◆ **Input**
.....
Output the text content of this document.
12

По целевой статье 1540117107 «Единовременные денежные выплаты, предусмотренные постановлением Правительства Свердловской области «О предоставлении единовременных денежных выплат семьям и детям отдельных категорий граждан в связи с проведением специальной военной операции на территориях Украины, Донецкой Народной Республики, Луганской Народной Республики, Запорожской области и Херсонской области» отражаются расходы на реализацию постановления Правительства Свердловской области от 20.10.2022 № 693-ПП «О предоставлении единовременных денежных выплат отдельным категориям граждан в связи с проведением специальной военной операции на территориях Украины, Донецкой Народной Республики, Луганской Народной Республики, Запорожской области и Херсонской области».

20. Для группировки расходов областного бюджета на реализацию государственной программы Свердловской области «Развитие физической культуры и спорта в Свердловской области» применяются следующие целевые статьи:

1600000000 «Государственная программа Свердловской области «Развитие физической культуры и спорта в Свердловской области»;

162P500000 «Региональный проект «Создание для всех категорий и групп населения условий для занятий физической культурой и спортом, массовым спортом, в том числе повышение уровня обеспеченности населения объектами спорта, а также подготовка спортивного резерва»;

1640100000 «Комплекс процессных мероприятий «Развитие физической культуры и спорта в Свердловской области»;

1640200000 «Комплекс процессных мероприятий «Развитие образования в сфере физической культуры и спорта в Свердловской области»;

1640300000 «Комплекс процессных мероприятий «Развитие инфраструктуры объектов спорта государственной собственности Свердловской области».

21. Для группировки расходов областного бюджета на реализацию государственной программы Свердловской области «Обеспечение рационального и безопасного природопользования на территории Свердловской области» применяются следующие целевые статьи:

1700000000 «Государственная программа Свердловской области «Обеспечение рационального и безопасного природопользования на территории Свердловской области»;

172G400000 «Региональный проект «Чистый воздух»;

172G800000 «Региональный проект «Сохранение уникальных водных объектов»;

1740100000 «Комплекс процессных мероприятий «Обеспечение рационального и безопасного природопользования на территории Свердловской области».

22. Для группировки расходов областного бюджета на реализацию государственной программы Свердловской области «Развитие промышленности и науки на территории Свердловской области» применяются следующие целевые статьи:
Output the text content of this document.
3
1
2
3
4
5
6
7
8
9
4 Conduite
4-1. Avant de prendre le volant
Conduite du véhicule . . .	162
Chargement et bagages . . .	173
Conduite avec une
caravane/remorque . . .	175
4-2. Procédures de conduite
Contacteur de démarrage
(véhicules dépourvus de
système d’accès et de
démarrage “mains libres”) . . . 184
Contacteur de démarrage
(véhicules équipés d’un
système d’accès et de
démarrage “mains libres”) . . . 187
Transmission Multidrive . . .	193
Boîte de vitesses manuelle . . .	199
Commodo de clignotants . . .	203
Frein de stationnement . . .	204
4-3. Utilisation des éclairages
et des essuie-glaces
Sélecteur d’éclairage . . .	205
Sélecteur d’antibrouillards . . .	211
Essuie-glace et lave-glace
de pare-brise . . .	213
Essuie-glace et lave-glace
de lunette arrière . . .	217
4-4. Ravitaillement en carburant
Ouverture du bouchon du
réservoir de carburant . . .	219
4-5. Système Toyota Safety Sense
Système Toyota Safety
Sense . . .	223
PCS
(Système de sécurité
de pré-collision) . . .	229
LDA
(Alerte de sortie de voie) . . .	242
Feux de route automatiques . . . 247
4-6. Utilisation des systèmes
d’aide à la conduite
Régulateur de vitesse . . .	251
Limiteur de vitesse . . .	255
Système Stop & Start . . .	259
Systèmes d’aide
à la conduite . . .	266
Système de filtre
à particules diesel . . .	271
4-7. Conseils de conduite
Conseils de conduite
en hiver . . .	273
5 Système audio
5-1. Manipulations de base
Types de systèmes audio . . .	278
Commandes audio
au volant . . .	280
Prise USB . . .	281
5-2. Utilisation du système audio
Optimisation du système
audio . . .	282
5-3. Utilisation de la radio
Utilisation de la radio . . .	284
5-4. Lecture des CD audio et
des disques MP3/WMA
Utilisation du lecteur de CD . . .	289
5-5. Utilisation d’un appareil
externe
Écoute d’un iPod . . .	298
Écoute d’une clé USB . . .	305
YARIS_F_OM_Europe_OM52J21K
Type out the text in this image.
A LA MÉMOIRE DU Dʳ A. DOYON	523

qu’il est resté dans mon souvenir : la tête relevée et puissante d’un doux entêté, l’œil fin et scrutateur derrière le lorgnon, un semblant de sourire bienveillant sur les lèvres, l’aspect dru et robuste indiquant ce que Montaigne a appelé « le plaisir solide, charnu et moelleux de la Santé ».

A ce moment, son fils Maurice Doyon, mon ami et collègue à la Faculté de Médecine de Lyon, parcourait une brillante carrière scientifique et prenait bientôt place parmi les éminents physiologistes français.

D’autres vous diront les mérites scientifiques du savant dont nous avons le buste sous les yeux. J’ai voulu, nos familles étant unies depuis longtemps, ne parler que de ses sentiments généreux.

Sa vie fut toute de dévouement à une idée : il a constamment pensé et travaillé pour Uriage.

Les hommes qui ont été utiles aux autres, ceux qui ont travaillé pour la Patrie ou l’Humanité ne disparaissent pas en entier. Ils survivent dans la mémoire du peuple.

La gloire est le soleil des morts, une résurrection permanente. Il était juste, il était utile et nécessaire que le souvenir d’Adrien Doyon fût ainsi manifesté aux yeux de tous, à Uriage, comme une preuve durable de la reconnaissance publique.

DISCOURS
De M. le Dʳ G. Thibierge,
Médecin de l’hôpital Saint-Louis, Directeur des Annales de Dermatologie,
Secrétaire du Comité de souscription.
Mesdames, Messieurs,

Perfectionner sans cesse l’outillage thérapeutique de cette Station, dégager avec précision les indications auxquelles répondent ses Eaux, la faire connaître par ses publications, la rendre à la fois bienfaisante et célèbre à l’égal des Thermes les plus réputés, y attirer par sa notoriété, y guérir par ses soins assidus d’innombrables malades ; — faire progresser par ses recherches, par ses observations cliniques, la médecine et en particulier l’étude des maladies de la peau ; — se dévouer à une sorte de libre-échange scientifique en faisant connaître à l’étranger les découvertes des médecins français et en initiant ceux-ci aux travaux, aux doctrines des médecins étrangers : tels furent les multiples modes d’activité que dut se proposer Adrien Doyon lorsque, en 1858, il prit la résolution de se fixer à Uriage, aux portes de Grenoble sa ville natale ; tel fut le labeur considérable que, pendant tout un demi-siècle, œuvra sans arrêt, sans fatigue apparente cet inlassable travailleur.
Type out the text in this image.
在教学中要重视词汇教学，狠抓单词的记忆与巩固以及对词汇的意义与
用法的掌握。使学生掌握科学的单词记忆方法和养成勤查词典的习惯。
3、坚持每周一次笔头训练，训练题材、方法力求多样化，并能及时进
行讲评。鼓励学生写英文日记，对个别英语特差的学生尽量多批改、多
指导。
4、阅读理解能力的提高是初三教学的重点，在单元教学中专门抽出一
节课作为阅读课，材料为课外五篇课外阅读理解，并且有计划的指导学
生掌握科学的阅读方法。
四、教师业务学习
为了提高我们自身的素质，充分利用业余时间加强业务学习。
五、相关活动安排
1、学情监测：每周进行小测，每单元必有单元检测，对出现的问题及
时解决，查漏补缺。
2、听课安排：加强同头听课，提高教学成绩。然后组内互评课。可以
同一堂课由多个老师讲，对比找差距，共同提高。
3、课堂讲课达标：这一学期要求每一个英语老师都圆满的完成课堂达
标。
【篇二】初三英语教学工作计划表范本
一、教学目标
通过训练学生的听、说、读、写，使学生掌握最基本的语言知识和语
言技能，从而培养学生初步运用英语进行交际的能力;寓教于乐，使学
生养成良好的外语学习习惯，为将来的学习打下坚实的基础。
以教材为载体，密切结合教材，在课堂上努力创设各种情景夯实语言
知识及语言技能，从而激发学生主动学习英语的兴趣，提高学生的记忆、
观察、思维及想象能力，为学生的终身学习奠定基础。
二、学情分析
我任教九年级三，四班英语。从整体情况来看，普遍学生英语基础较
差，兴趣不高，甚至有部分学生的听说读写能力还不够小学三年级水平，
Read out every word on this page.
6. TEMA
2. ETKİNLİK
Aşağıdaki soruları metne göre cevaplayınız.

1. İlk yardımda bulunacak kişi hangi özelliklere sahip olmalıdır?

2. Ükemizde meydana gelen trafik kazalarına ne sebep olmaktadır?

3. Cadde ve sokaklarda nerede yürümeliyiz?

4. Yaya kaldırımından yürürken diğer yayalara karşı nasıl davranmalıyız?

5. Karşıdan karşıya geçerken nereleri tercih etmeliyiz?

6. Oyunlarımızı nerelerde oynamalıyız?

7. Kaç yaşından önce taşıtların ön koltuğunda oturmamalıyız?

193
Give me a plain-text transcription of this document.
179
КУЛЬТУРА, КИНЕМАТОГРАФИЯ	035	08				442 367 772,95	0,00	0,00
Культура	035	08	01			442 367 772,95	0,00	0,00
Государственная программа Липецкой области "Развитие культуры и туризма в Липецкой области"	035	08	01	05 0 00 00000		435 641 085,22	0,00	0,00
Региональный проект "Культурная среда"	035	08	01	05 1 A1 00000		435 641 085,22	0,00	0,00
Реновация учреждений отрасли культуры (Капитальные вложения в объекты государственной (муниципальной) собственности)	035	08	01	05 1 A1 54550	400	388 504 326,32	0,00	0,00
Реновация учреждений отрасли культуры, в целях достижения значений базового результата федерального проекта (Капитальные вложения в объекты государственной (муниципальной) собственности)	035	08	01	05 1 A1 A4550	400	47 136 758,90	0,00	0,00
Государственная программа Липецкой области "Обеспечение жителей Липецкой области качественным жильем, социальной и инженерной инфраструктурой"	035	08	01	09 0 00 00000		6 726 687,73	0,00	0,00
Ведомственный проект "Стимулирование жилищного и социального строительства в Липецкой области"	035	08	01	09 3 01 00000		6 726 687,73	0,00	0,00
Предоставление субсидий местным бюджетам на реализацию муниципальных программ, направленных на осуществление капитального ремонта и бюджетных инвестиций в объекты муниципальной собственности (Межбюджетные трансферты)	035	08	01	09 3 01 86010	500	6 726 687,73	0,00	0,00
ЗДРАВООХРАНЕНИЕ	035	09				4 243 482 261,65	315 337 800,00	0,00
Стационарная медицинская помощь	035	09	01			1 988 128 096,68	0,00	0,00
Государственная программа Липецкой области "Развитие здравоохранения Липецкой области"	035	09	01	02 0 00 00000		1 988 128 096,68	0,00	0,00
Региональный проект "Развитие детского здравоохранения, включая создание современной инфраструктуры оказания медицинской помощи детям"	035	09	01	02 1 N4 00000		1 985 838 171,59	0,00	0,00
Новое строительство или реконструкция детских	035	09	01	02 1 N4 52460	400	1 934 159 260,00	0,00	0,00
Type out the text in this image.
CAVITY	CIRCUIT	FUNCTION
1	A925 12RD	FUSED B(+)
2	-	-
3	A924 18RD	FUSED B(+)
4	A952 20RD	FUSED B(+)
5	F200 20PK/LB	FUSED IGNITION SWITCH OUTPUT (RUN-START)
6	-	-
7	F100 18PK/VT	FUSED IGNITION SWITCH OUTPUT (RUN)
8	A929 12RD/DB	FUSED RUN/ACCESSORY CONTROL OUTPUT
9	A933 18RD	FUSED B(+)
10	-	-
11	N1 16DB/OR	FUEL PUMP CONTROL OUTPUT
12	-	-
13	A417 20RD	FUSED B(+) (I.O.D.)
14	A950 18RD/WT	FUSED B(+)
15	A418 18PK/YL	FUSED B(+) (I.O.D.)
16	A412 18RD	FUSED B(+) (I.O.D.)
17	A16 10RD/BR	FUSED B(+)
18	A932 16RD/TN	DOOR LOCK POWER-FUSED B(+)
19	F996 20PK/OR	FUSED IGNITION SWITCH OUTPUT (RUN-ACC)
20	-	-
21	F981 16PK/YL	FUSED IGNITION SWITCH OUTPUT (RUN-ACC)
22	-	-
.....
◆ **Task description**
Search the lines for the string "libres" and copy every line that has it.

◆ **Exercise response**
démarrage “mains libres”) . . . 184
démarrage “mains libres”) . . . 187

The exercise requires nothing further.